Centrality: Number or rankings of nodes within a graph that corresponds to their position. The list of types of centrality includes betweenness centrality, eigenvector centrality, degree centrality, closeness centrality and page rank.
Chain map: A map between chain complexes of modules is a sequence of module homomorphisms
Cohomology: A way to measure the global shape of a space using functions on elements rather than the elements themselves.
Combinatorial complex: Encode arbitrary set-like relations between collections of abstract entities. It permits the construction of hierarchical higher-order relations, analogous to those found in simplicial and cell complexes
Deformation (scaling, stretching, bending,….): A signal defined on a geometric domain (like a graph, manifold, or group) changes under transformations of that domain.

Records drawn from a data source
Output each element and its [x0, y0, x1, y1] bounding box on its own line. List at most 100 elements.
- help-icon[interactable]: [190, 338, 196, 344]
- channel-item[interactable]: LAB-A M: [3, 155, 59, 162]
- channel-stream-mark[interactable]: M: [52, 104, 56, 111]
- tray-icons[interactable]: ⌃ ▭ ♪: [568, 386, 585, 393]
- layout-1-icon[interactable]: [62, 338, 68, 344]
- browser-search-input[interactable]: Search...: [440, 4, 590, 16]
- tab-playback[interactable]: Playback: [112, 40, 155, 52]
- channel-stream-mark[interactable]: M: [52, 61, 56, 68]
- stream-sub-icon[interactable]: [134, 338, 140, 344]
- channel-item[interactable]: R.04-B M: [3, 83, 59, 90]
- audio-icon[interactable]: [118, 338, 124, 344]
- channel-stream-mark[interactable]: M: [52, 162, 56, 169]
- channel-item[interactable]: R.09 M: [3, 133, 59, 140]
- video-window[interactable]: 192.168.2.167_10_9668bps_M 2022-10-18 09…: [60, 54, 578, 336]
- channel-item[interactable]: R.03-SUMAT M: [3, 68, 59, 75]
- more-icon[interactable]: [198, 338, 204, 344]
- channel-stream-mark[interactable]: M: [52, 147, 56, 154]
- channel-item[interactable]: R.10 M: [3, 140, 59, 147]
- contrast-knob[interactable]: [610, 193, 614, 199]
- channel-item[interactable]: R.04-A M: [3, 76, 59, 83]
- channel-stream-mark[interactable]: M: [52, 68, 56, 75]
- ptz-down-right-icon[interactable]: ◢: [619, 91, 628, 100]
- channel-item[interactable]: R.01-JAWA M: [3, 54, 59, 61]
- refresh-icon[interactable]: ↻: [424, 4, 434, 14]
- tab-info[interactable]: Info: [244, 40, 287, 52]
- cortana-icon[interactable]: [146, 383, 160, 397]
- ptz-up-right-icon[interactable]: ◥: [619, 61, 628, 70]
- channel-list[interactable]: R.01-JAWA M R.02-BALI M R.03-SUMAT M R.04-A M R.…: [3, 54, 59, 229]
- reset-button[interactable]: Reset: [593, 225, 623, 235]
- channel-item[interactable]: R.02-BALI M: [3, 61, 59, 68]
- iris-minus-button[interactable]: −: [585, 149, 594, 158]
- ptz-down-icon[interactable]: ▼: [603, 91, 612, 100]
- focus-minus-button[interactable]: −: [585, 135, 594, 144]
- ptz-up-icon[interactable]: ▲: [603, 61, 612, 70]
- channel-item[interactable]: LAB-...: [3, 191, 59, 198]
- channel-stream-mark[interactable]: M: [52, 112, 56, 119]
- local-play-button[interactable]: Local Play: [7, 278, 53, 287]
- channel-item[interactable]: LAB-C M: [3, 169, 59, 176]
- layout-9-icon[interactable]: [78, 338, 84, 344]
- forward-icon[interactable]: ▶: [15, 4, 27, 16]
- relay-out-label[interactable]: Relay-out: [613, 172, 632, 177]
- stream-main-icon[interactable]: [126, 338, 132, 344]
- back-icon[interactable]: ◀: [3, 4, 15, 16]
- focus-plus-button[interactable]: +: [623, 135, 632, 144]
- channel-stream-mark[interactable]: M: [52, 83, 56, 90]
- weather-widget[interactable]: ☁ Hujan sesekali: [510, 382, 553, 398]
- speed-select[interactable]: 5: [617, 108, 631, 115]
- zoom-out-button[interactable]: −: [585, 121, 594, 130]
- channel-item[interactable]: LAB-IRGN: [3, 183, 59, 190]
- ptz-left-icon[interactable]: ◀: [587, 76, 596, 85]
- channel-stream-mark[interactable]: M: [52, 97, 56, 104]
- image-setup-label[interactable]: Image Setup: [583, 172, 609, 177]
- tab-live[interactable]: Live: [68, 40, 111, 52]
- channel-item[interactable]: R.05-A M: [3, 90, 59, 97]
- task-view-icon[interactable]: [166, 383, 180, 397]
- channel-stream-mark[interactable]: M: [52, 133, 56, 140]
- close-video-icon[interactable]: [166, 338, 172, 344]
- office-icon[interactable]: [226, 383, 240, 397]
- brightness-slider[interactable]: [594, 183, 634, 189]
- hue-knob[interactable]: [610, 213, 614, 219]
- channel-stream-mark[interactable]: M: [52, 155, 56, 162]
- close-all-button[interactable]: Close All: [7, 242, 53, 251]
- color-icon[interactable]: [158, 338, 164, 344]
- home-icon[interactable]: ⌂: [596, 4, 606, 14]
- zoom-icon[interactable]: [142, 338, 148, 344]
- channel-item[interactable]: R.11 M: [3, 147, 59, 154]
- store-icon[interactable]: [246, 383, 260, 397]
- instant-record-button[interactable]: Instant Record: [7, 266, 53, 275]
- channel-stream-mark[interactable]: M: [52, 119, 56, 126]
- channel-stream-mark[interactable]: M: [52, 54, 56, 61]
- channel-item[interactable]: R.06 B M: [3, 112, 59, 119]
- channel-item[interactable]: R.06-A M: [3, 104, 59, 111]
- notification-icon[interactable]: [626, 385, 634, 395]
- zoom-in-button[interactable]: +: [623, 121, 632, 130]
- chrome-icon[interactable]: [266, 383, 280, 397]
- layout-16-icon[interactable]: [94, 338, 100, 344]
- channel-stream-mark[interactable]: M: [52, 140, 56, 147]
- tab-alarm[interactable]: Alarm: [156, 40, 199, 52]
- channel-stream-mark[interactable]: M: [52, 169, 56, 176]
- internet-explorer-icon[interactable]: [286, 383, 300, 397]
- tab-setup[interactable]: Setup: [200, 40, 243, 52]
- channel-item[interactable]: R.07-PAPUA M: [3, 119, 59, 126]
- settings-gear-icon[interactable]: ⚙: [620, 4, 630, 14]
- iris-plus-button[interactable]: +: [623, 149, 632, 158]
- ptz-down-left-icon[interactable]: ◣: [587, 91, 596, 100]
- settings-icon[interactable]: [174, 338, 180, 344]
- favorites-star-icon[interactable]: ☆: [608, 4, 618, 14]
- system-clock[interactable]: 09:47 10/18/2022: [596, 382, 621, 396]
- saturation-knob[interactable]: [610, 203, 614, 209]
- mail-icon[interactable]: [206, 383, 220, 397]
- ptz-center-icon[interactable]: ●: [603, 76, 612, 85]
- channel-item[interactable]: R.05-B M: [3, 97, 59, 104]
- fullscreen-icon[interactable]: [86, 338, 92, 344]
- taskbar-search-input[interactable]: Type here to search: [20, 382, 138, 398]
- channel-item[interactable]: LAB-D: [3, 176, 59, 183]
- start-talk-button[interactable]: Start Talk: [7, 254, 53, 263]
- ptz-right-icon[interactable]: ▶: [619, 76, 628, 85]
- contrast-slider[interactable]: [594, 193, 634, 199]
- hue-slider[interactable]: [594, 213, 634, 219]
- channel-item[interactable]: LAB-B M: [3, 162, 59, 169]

Goals =
1) Answer these questions from the glossary:
(a) Which types of centrality does the glossary list?
(b) According to the glossary, what does cohomology use to measure the global shape of a space?
(c) What does a map between chain complexes of modules consist of?
2) Write out the glossary word for word, from "Chain map: A" up to and including "the elements themselves.".
3) Extend the glossary of graph and topology terms, picking up after its last entry.
The rows have no role here.

The results =
1)
(a) Betweenness centrality, eigenvector centrality, degree centrality, closeness centrality and page rank.
(b) Functions on elements rather than the elements themselves.
(c) A sequence of module homomorphisms.

2)
Chain map: A map between chain complexes of modules is a sequence of module homomorphisms
Cohomology: A way to measure the global shape of a space using functions on elements rather than the elements themselves.

3)
Deformation stability: A model’s ability to remain robust to small, non-structured distortions in the input in the context of equivariance
De Rham cohomology: Cohomology of complex of differential forms (smooth manifolds)
Diffusion on manifolds: Models designed for data constrained to lie on spheres, Lie groups, or statistical manifolds.
Directional derivative: Measures a function change as you move in a specific direction.
Domain deformation: A transformation or distortion of the geometric structure (domain) on which signals are defined.
Dual geometry: Pair of connection and conjugate connection related to dually flat manifolds.
e/m geodesic: Curves on e-connection or m-connection which coordinates are linear along the geodesic.
Equivariant neural network: A network that respects the symmetries of the input data.
Erdős–Rényi: Model for which all graphs on a fixed vertex set with a fixed number of edges are equally likely
Exponential map: A map from a subset of a tangent space of a Riemannian manifold.
f-divergences: A large family of statistical distance between probability distribution defined from a convex function. Kullback-Leibler and Jensen-Shannon are the most well-known statistical distances.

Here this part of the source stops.